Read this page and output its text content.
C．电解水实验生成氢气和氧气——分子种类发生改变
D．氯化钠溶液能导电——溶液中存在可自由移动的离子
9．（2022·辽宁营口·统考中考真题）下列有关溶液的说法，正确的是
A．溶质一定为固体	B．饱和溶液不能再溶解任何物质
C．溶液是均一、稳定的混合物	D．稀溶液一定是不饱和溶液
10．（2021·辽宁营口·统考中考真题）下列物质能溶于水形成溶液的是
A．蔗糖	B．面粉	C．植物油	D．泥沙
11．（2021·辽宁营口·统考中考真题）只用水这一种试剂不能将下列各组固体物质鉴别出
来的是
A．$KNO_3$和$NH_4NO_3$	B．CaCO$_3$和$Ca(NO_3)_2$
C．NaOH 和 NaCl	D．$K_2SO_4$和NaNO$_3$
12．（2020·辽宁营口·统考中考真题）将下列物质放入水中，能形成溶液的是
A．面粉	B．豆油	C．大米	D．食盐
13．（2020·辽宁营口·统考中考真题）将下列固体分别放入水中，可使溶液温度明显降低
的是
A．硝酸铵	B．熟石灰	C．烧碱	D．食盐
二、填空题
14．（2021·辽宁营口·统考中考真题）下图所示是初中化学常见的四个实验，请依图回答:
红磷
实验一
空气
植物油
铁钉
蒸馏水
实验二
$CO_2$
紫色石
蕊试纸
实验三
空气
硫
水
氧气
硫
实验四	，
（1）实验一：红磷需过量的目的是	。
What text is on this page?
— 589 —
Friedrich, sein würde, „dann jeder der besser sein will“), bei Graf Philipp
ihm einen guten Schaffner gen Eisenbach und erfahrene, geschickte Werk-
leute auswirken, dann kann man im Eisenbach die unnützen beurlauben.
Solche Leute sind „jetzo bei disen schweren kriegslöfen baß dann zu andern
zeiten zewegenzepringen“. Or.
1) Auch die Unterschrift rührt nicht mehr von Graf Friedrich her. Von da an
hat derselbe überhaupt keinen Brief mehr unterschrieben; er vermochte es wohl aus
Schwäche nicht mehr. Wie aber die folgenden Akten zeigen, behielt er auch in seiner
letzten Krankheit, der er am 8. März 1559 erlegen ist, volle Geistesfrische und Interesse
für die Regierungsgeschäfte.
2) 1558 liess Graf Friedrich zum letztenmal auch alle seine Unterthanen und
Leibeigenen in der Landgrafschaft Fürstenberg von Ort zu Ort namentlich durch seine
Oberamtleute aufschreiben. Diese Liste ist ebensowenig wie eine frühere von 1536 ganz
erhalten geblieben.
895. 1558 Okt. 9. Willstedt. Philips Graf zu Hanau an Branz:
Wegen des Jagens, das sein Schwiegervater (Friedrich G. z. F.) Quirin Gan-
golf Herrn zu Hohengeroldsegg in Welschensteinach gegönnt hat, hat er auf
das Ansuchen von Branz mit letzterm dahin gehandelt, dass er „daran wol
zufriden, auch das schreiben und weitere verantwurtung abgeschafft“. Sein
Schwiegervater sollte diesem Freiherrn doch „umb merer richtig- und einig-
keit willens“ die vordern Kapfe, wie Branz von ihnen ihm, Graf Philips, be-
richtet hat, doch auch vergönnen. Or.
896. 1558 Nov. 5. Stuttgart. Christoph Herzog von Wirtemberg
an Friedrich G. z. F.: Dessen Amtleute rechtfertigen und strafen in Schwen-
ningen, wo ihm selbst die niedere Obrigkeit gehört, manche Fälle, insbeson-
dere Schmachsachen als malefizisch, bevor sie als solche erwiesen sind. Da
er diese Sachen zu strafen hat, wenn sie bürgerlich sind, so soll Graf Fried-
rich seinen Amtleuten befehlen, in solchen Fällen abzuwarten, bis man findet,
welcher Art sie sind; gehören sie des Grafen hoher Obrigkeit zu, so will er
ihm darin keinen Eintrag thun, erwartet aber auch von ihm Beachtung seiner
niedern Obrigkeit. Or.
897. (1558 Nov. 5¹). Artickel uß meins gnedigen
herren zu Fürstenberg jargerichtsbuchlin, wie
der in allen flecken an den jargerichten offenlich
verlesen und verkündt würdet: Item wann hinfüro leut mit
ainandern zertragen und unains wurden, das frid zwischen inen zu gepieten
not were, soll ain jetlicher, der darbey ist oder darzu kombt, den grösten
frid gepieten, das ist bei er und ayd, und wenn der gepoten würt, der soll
----
Copy each line from the records above that includes the string "page".

• EXERCISE RESPONSE:
Read this page and output its text content.
What text is on this page?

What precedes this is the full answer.